_THE DATA_:
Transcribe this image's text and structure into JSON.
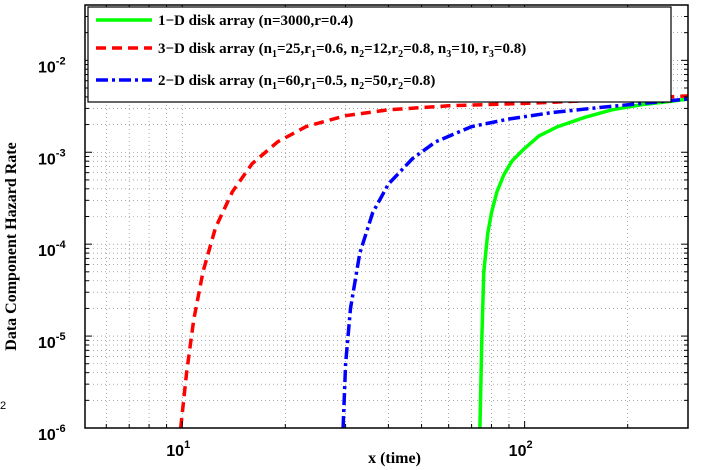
{
  "chart_data": {
    "type": "line",
    "xlabel": "x (time)",
    "ylabel": "Data Component Hazard Rate",
    "x_scale": "log",
    "y_scale": "log",
    "xlim": [
      5.2,
      300
    ],
    "ylim": [
      1e-06,
      0.04
    ],
    "grid": true,
    "legend_position": "top",
    "x_ticks": [
      {
        "base": "10",
        "exp": "1",
        "value": 10
      },
      {
        "base": "10",
        "exp": "2",
        "value": 100
      }
    ],
    "y_ticks": [
      {
        "base": "10",
        "exp": "-2",
        "value": 0.01
      },
      {
        "base": "10",
        "exp": "-3",
        "value": 0.001
      },
      {
        "base": "10",
        "exp": "-4",
        "value": 0.0001
      },
      {
        "base": "10",
        "exp": "-5",
        "value": 1e-05
      },
      {
        "base": "10",
        "exp": "-6",
        "value": 1e-06
      }
    ],
    "stray_tick_label": "2",
    "series": [
      {
        "legend": [
          {
            "t": "1−D disk array (n=3000,r=0.4)"
          }
        ],
        "color": "#00ff00",
        "style": "solid",
        "x": [
          74,
          75,
          76,
          78,
          80,
          83,
          87,
          92,
          100,
          110,
          125,
          150,
          180,
          220,
          270,
          300
        ],
        "y": [
          1e-06,
          1e-05,
          5e-05,
          0.00013,
          0.00022,
          0.00037,
          0.00057,
          0.00081,
          0.0011,
          0.0015,
          0.0019,
          0.0024,
          0.0029,
          0.0033,
          0.0036,
          0.0038
        ]
      },
      {
        "legend": [
          {
            "t": "3−D disk array (n"
          },
          {
            "t": "1",
            "sub": true
          },
          {
            "t": "=25,r"
          },
          {
            "t": "1",
            "sub": true
          },
          {
            "t": "=0.6, n"
          },
          {
            "t": "2",
            "sub": true
          },
          {
            "t": "=12,r"
          },
          {
            "t": "2",
            "sub": true
          },
          {
            "t": "=0.8, n"
          },
          {
            "t": "3",
            "sub": true
          },
          {
            "t": "=10, r"
          },
          {
            "t": "3",
            "sub": true
          },
          {
            "t": "=0.8)"
          }
        ],
        "color": "#ff0000",
        "style": "dashed",
        "x": [
          9.9,
          10.3,
          10.8,
          11.5,
          12.5,
          14,
          16,
          19,
          23,
          30,
          40,
          60,
          100,
          200,
          300
        ],
        "y": [
          1e-06,
          4e-06,
          1.5e-05,
          5e-05,
          0.00015,
          0.00037,
          0.00075,
          0.0013,
          0.0019,
          0.0025,
          0.0029,
          0.0032,
          0.0034,
          0.0038,
          0.0041
        ]
      },
      {
        "legend": [
          {
            "t": "2−D disk array (n"
          },
          {
            "t": "1",
            "sub": true
          },
          {
            "t": "=60,r"
          },
          {
            "t": "1",
            "sub": true
          },
          {
            "t": "=0.5, n"
          },
          {
            "t": "2",
            "sub": true
          },
          {
            "t": "=50,r"
          },
          {
            "t": "2",
            "sub": true
          },
          {
            "t": "=0.8)"
          }
        ],
        "color": "#0000ff",
        "style": "dashdot",
        "x": [
          29.5,
          30,
          31,
          33,
          36,
          40,
          47,
          55,
          70,
          90,
          120,
          170,
          240,
          300
        ],
        "y": [
          1e-06,
          5e-06,
          2e-05,
          8e-05,
          0.00022,
          0.00045,
          0.00085,
          0.0013,
          0.0019,
          0.0023,
          0.0027,
          0.0031,
          0.0035,
          0.0038
        ]
      }
    ]
  }
}
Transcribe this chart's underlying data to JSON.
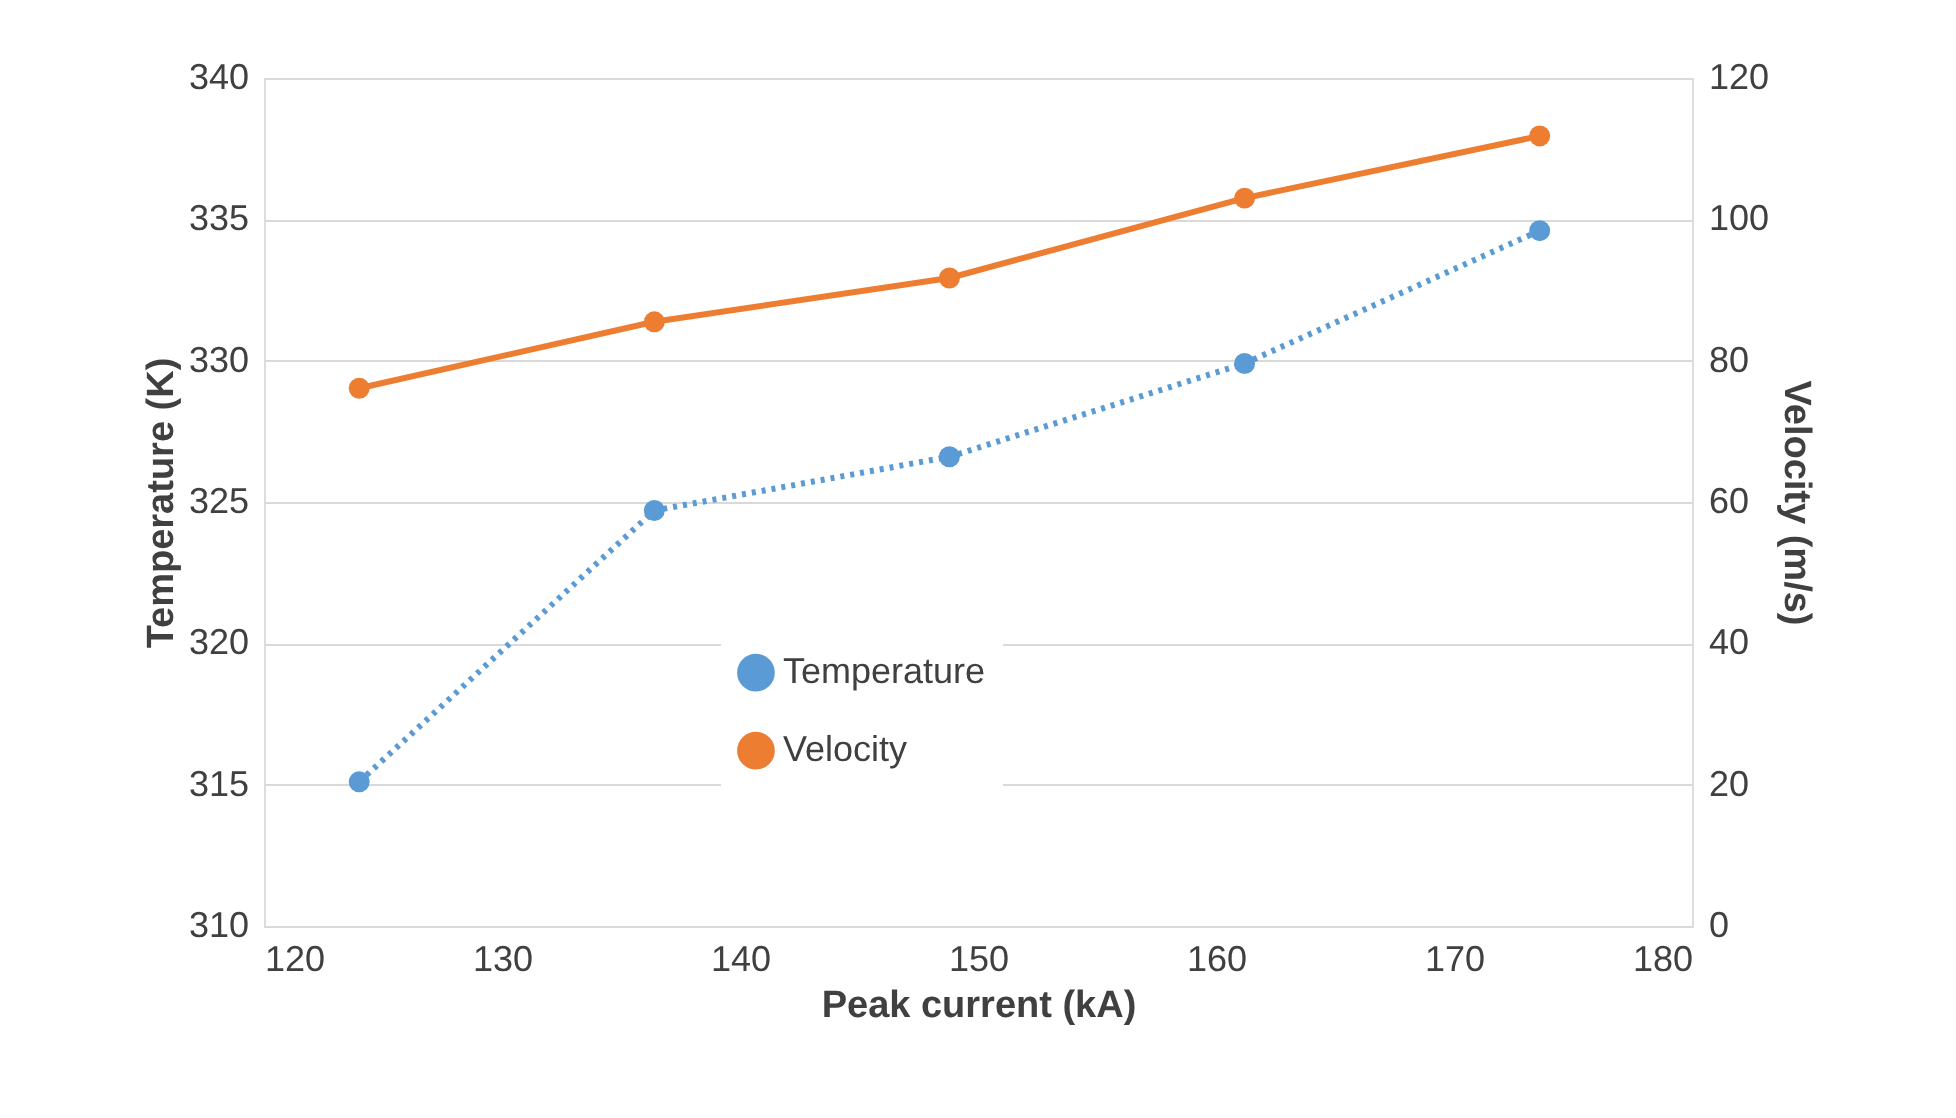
{
  "chart_data": {
    "type": "line",
    "xlabel": "Peak current (kA)",
    "ylabel": "Temperature (K)",
    "y2label": "Velocity (m/s)",
    "x": [
      124,
      136.4,
      148.8,
      161.2,
      173.6
    ],
    "series": [
      {
        "name": "Temperature",
        "color": "#5b9bd5",
        "values": [
          315.1,
          324.7,
          326.6,
          329.9,
          334.6
        ],
        "line_style": "dotted",
        "marker": "circle"
      },
      {
        "name": "Velocity",
        "color": "#ed7d31",
        "values": [
          76.1,
          85.5,
          91.7,
          103,
          111.8
        ],
        "axis": "y2",
        "line_style": "solid",
        "marker": "circle"
      }
    ],
    "xlim": [
      120,
      180
    ],
    "xticks": [
      120,
      130,
      140,
      150,
      160,
      170,
      180
    ],
    "ylim": [
      310,
      340
    ],
    "yticks": [
      310,
      315,
      320,
      325,
      330,
      335,
      340
    ],
    "y2lim": [
      0,
      120
    ],
    "y2ticks": [
      0,
      20,
      40,
      60,
      80,
      100,
      120
    ],
    "grid": "y",
    "legend": "bottom"
  }
}
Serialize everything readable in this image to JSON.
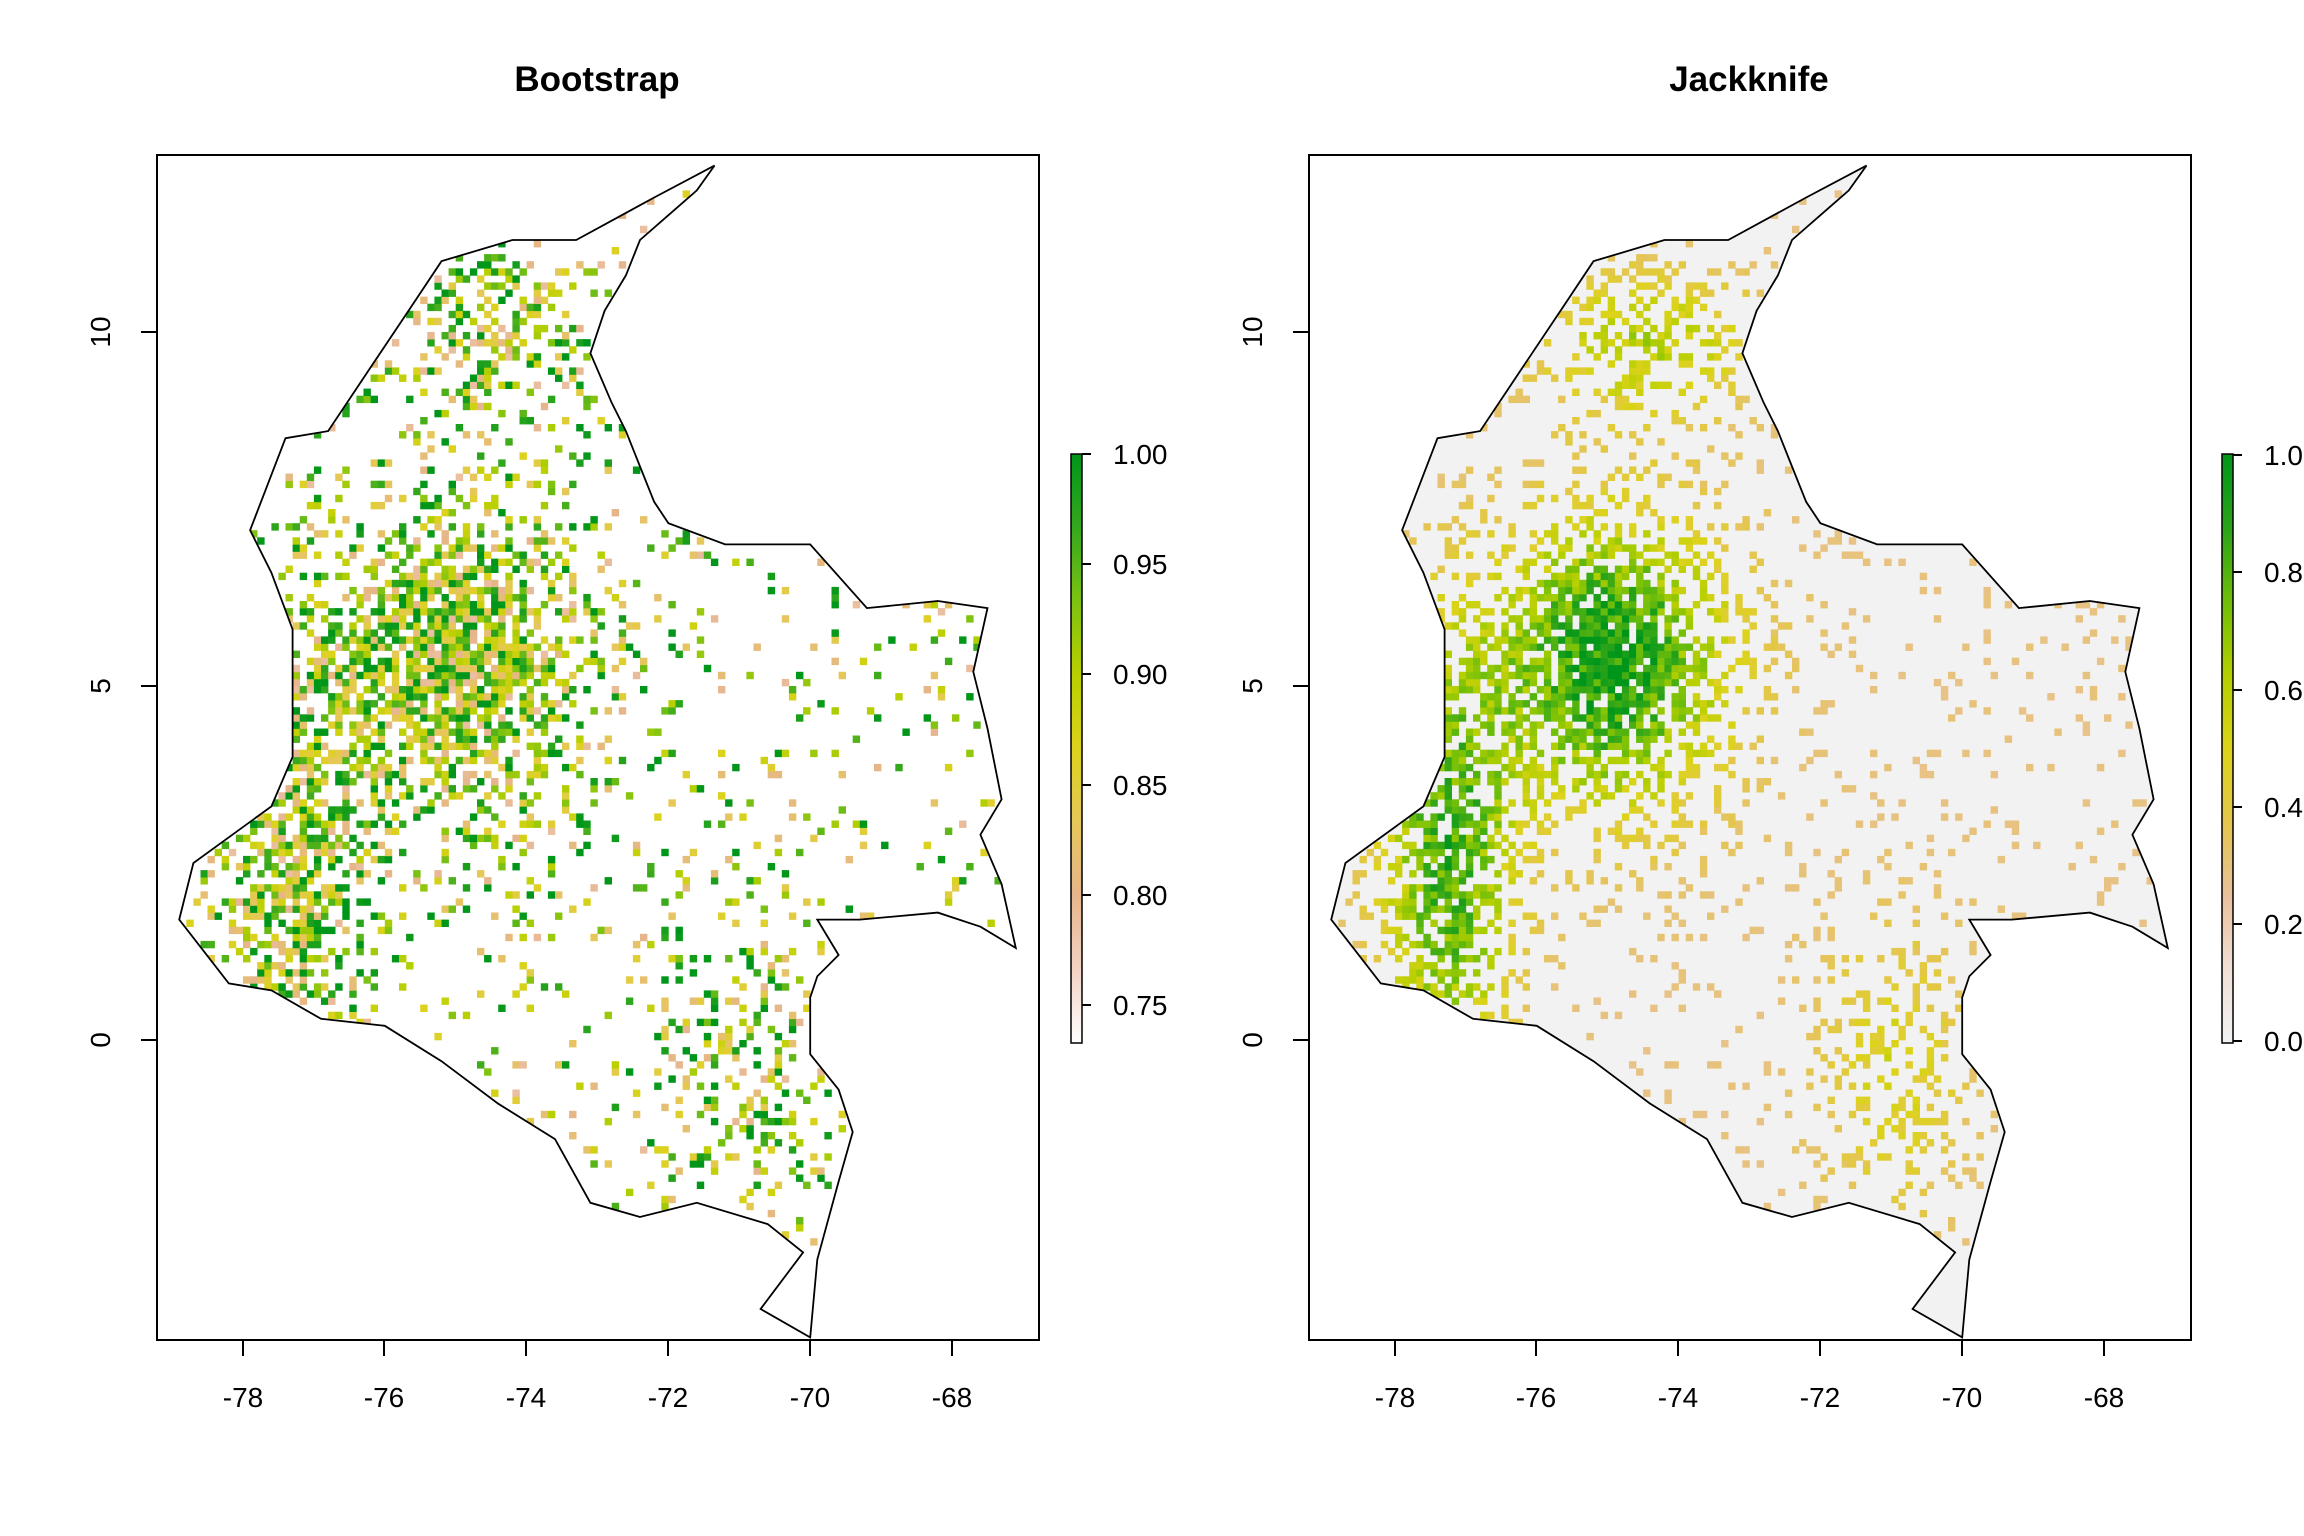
{
  "chart_data": [
    {
      "type": "heatmap",
      "title": "Bootstrap",
      "xlabel": "",
      "ylabel": "",
      "xlim": [
        -79.2,
        -66.8
      ],
      "ylim": [
        -4.2,
        12.5
      ],
      "x_ticks": [
        "-78",
        "-76",
        "-74",
        "-72",
        "-70",
        "-68"
      ],
      "y_ticks": [
        "0",
        "5",
        "10"
      ],
      "colorbar": {
        "range": [
          0.73,
          1.0
        ],
        "ticks": [
          "0.75",
          "0.80",
          "0.85",
          "0.90",
          "0.95",
          "1.00"
        ],
        "colors": [
          "#ffffff",
          "#f3d2c4",
          "#e6b58c",
          "#e6c75a",
          "#dcd21c",
          "#b9d000",
          "#7cc212",
          "#35a81d",
          "#00961a"
        ]
      },
      "values_note_visible": "",
      "background_fill": "#ffffff"
    },
    {
      "type": "heatmap",
      "title": "Jackknife",
      "xlabel": "",
      "ylabel": "",
      "xlim": [
        -79.2,
        -66.8
      ],
      "ylim": [
        -4.2,
        12.5
      ],
      "x_ticks": [
        "-78",
        "-76",
        "-74",
        "-72",
        "-70",
        "-68"
      ],
      "y_ticks": [
        "0",
        "5",
        "10"
      ],
      "colorbar": {
        "range": [
          0.0,
          1.0
        ],
        "ticks": [
          "0.0",
          "0.2",
          "0.4",
          "0.6",
          "0.8",
          "1.0"
        ],
        "colors": [
          "#f2f2f2",
          "#f1dfd6",
          "#e9c09c",
          "#e4c64d",
          "#dcd31a",
          "#b4cf00",
          "#6fbe0a",
          "#2aa318",
          "#00961a"
        ]
      },
      "background_fill": "#f2f2f2"
    }
  ],
  "colombia_outline_lonlat": [
    [
      -71.35,
      12.35
    ],
    [
      -71.6,
      12.0
    ],
    [
      -72.0,
      11.65
    ],
    [
      -72.4,
      11.3
    ],
    [
      -72.6,
      10.8
    ],
    [
      -72.9,
      10.3
    ],
    [
      -73.1,
      9.7
    ],
    [
      -72.8,
      9.0
    ],
    [
      -72.6,
      8.6
    ],
    [
      -72.4,
      8.1
    ],
    [
      -72.2,
      7.6
    ],
    [
      -72.0,
      7.3
    ],
    [
      -71.2,
      7.0
    ],
    [
      -70.0,
      7.0
    ],
    [
      -69.2,
      6.1
    ],
    [
      -68.2,
      6.2
    ],
    [
      -67.5,
      6.1
    ],
    [
      -67.7,
      5.2
    ],
    [
      -67.5,
      4.4
    ],
    [
      -67.3,
      3.4
    ],
    [
      -67.6,
      2.9
    ],
    [
      -67.3,
      2.2
    ],
    [
      -67.1,
      1.3
    ],
    [
      -67.6,
      1.6
    ],
    [
      -68.2,
      1.8
    ],
    [
      -69.3,
      1.7
    ],
    [
      -69.9,
      1.7
    ],
    [
      -69.6,
      1.2
    ],
    [
      -69.9,
      0.9
    ],
    [
      -70.0,
      0.6
    ],
    [
      -70.0,
      -0.2
    ],
    [
      -69.6,
      -0.7
    ],
    [
      -69.4,
      -1.3
    ],
    [
      -69.6,
      -2.0
    ],
    [
      -69.9,
      -3.1
    ],
    [
      -70.0,
      -4.2
    ],
    [
      -70.7,
      -3.8
    ],
    [
      -70.1,
      -3.0
    ],
    [
      -70.6,
      -2.6
    ],
    [
      -71.6,
      -2.3
    ],
    [
      -72.4,
      -2.5
    ],
    [
      -73.1,
      -2.3
    ],
    [
      -73.6,
      -1.4
    ],
    [
      -74.4,
      -0.9
    ],
    [
      -75.2,
      -0.3
    ],
    [
      -76.0,
      0.2
    ],
    [
      -76.9,
      0.3
    ],
    [
      -77.6,
      0.7
    ],
    [
      -78.2,
      0.8
    ],
    [
      -78.9,
      1.7
    ],
    [
      -78.7,
      2.5
    ],
    [
      -77.6,
      3.3
    ],
    [
      -77.3,
      4.0
    ],
    [
      -77.3,
      5.0
    ],
    [
      -77.3,
      5.8
    ],
    [
      -77.6,
      6.6
    ],
    [
      -77.9,
      7.2
    ],
    [
      -77.4,
      8.5
    ],
    [
      -76.8,
      8.6
    ],
    [
      -76.2,
      9.5
    ],
    [
      -75.6,
      10.4
    ],
    [
      -75.2,
      11.0
    ],
    [
      -74.2,
      11.3
    ],
    [
      -73.3,
      11.3
    ],
    [
      -72.2,
      11.9
    ]
  ]
}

_INSTRUCTIONS FOR THE TASK_: Identify the lines that hold the word "Transcribe". Copy every one of them.

_COMPLETE RESPONSE_:
Transcribe this image's text and structure into JSON.
Transcribe this chart's underlying data to JSON.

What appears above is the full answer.